### Material for this exercise:
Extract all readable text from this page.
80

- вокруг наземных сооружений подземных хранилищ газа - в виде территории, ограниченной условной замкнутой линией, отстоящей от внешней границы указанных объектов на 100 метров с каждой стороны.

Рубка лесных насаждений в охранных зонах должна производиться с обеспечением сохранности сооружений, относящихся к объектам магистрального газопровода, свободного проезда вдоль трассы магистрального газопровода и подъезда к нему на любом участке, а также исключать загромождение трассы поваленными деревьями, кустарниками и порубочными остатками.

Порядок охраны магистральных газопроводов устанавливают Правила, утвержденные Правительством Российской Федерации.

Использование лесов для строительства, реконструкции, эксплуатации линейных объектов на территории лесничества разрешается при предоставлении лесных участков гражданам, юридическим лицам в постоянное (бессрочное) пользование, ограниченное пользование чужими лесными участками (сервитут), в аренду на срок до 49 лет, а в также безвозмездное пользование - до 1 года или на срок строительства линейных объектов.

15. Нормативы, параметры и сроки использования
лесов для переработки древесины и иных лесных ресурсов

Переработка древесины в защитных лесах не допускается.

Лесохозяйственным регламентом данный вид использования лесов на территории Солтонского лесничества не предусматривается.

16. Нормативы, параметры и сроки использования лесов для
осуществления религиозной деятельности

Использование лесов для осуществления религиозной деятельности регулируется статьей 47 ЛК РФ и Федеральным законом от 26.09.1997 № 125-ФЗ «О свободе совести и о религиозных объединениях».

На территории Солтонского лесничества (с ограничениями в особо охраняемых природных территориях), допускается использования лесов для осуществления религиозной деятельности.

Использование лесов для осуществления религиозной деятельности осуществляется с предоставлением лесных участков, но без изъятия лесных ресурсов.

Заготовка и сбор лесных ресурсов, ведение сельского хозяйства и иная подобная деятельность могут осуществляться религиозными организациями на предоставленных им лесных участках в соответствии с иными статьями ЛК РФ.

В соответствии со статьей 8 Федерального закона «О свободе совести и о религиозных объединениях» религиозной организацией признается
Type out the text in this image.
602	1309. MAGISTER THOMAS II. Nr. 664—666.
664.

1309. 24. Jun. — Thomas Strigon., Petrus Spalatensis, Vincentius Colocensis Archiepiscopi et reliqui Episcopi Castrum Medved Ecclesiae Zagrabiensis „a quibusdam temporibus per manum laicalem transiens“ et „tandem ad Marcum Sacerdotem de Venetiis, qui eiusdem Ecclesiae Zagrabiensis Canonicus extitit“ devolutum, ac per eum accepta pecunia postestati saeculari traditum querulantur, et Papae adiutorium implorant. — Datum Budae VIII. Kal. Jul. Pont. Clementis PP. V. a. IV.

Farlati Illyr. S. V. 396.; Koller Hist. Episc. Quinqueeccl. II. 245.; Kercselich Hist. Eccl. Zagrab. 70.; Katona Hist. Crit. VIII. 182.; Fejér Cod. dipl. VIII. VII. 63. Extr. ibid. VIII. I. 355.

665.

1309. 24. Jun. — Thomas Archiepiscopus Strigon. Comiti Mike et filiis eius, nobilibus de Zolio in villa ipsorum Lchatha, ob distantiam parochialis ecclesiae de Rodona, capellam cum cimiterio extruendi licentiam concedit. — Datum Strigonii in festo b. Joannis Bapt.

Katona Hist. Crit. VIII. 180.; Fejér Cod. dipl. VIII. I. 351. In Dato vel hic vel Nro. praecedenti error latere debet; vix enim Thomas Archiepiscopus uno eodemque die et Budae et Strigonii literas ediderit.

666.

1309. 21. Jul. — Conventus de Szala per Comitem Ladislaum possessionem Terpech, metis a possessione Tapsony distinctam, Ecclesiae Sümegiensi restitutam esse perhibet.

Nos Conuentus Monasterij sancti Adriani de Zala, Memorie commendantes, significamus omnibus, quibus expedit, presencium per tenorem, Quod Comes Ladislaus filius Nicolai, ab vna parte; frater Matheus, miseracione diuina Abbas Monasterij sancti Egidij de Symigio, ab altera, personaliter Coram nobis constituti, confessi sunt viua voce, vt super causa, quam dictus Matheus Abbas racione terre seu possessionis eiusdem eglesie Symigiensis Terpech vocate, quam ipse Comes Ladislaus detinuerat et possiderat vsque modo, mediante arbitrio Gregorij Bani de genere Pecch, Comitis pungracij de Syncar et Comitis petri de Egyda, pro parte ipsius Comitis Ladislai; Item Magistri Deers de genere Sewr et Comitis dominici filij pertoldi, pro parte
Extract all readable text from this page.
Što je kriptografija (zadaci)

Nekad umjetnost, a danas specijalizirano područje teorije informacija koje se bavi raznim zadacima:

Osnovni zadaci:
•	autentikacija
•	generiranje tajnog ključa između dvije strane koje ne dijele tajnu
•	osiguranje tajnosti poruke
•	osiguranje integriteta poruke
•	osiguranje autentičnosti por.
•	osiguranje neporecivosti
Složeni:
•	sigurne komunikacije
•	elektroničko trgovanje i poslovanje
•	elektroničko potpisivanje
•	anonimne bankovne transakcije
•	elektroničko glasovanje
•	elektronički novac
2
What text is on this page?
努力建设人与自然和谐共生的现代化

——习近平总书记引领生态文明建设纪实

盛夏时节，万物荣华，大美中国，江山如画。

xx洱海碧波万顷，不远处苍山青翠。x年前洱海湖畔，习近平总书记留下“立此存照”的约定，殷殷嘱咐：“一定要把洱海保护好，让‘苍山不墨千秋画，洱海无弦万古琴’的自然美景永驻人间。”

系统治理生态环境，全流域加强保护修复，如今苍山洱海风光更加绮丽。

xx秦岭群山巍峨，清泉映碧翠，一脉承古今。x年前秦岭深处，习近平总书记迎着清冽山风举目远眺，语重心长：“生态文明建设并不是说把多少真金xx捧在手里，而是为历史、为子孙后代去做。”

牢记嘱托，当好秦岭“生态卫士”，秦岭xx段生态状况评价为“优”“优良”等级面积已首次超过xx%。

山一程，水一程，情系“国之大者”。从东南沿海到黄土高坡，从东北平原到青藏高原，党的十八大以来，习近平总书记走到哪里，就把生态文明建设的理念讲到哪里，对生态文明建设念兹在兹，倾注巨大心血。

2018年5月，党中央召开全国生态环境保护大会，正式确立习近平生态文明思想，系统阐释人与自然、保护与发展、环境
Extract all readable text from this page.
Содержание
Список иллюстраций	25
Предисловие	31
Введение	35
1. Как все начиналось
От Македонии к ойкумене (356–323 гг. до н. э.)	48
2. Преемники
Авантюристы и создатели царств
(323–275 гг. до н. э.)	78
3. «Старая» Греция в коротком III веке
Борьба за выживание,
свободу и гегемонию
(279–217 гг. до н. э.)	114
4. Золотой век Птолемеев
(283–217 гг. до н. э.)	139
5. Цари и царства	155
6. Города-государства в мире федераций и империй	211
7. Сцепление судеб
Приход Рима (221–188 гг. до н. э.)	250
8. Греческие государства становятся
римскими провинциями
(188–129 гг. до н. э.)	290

### What to produce:
Reproduce all of the material above word for word.

### The reply:
Extract all readable text from this page.
80

- вокруг наземных сооружений подземных хранилищ газа - в виде территории, ограниченной условной замкнутой линией, отстоящей от внешней границы указанных объектов на 100 метров с каждой стороны.

Рубка лесных насаждений в охранных зонах должна производиться с обеспечением сохранности сооружений, относящихся к объектам магистрального газопровода, свободного проезда вдоль трассы магистрального газопровода и подъезда к нему на любом участке, а также исключать загромождение трассы поваленными деревьями, кустарниками и порубочными остатками.

Порядок охраны магистральных газопроводов устанавливают Правила, утвержденные Правительством Российской Федерации.

Использование лесов для строительства, реконструкции, эксплуатации линейных объектов на территории лесничества разрешается при предоставлении лесных участков гражданам, юридическим лицам в постоянное (бессрочное) пользование, ограниченное пользование чужими лесными участками (сервитут), в аренду на срок до 49 лет, а в также безвозмездное пользование - до 1 года или на срок строительства линейных объектов.

15. Нормативы, параметры и сроки использования
лесов для переработки древесины и иных лесных ресурсов

Переработка древесины в защитных лесах не допускается.

Лесохозяйственным регламентом данный вид использования лесов на территории Солтонского лесничества не предусматривается.

16. Нормативы, параметры и сроки использования лесов для
осуществления религиозной деятельности

Использование лесов для осуществления религиозной деятельности регулируется статьей 47 ЛК РФ и Федеральным законом от 26.09.1997 № 125-ФЗ «О свободе совести и о религиозных объединениях».

На территории Солтонского лесничества (с ограничениями в особо охраняемых природных территориях), допускается использования лесов для осуществления религиозной деятельности.

Использование лесов для осуществления религиозной деятельности осуществляется с предоставлением лесных участков, но без изъятия лесных ресурсов.

Заготовка и сбор лесных ресурсов, ведение сельского хозяйства и иная подобная деятельность могут осуществляться религиозными организациями на предоставленных им лесных участках в соответствии с иными статьями ЛК РФ.

В соответствии со статьей 8 Федерального закона «О свободе совести и о религиозных объединениях» религиозной организацией признается
Type out the text in this image.
602	1309. MAGISTER THOMAS II. Nr. 664—666.
664.

1309. 24. Jun. — Thomas Strigon., Petrus Spalatensis, Vincentius Colocensis Archiepiscopi et reliqui Episcopi Castrum Medved Ecclesiae Zagrabiensis „a quibusdam temporibus per manum laicalem transiens“ et „tandem ad Marcum Sacerdotem de Venetiis, qui eiusdem Ecclesiae Zagrabiensis Canonicus extitit“ devolutum, ac per eum accepta pecunia postestati saeculari traditum querulantur, et Papae adiutorium implorant. — Datum Budae VIII. Kal. Jul. Pont. Clementis PP. V. a. IV.

Farlati Illyr. S. V. 396.; Koller Hist. Episc. Quinqueeccl. II. 245.; Kercselich Hist. Eccl. Zagrab. 70.; Katona Hist. Crit. VIII. 182.; Fejér Cod. dipl. VIII. VII. 63. Extr. ibid. VIII. I. 355.

665.

1309. 24. Jun. — Thomas Archiepiscopus Strigon. Comiti Mike et filiis eius, nobilibus de Zolio in villa ipsorum Lchatha, ob distantiam parochialis ecclesiae de Rodona, capellam cum cimiterio extruendi licentiam concedit. — Datum Strigonii in festo b. Joannis Bapt.

Katona Hist. Crit. VIII. 180.; Fejér Cod. dipl. VIII. I. 351. In Dato vel hic vel Nro. praecedenti error latere debet; vix enim Thomas Archiepiscopus uno eodemque die et Budae et Strigonii literas ediderit.

666.

1309. 21. Jul. — Conventus de Szala per Comitem Ladislaum possessionem Terpech, metis a possessione Tapsony distinctam, Ecclesiae Sümegiensi restitutam esse perhibet.

Nos Conuentus Monasterij sancti Adriani de Zala, Memorie commendantes, significamus omnibus, quibus expedit, presencium per tenorem, Quod Comes Ladislaus filius Nicolai, ab vna parte; frater Matheus, miseracione diuina Abbas Monasterij sancti Egidij de Symigio, ab altera, personaliter Coram nobis constituti, confessi sunt viua voce, vt super causa, quam dictus Matheus Abbas racione terre seu possessionis eiusdem eglesie Symigiensis Terpech vocate, quam ipse Comes Ladislaus detinuerat et possiderat vsque modo, mediante arbitrio Gregorij Bani de genere Pecch, Comitis pungracij de Syncar et Comitis petri de Egyda, pro parte ipsius Comitis Ladislai; Item Magistri Deers de genere Sewr et Comitis dominici filij pertoldi, pro parte
Extract all readable text from this page.
Što je kriptografija (zadaci)

Nekad umjetnost, a danas specijalizirano područje teorije informacija koje se bavi raznim zadacima:

Osnovni zadaci:
•	autentikacija
•	generiranje tajnog ključa između dvije strane koje ne dijele tajnu
•	osiguranje tajnosti poruke
•	osiguranje integriteta poruke
•	osiguranje autentičnosti por.
•	osiguranje neporecivosti
Složeni:
•	sigurne komunikacije
•	elektroničko trgovanje i poslovanje
•	elektroničko potpisivanje
•	anonimne bankovne transakcije
•	elektroničko glasovanje
•	elektronički novac
2
What text is on this page?
努力建设人与自然和谐共生的现代化

——习近平总书记引领生态文明建设纪实

盛夏时节，万物荣华，大美中国，江山如画。

xx洱海碧波万顷，不远处苍山青翠。x年前洱海湖畔，习近平总书记留下“立此存照”的约定，殷殷嘱咐：“一定要把洱海保护好，让‘苍山不墨千秋画，洱海无弦万古琴’的自然美景永驻人间。”

系统治理生态环境，全流域加强保护修复，如今苍山洱海风光更加绮丽。

xx秦岭群山巍峨，清泉映碧翠，一脉承古今。x年前秦岭深处，习近平总书记迎着清冽山风举目远眺，语重心长：“生态文明建设并不是说把多少真金xx捧在手里，而是为历史、为子孙后代去做。”

牢记嘱托，当好秦岭“生态卫士”，秦岭xx段生态状况评价为“优”“优良”等级面积已首次超过xx%。

山一程，水一程，情系“国之大者”。从东南沿海到黄土高坡，从东北平原到青藏高原，党的十八大以来，习近平总书记走到哪里，就把生态文明建设的理念讲到哪里，对生态文明建设念兹在兹，倾注巨大心血。

2018年5月，党中央召开全国生态环境保护大会，正式确立习近平生态文明思想，系统阐释人与自然、保护与发展、环境
Extract all readable text from this page.
Содержание
Список иллюстраций	25
Предисловие	31
Введение	35
1. Как все начиналось
От Македонии к ойкумене (356–323 гг. до н. э.)	48
2. Преемники
Авантюристы и создатели царств
(323–275 гг. до н. э.)	78
3. «Старая» Греция в коротком III веке
Борьба за выживание,
свободу и гегемонию
(279–217 гг. до н. э.)	114
4. Золотой век Птолемеев
(283–217 гг. до н. э.)	139
5. Цари и царства	155
6. Города-государства в мире федераций и империй	211
7. Сцепление судеб
Приход Рима (221–188 гг. до н. э.)	250
8. Греческие государства становятся
римскими провинциями
(188–129 гг. до н. э.)	290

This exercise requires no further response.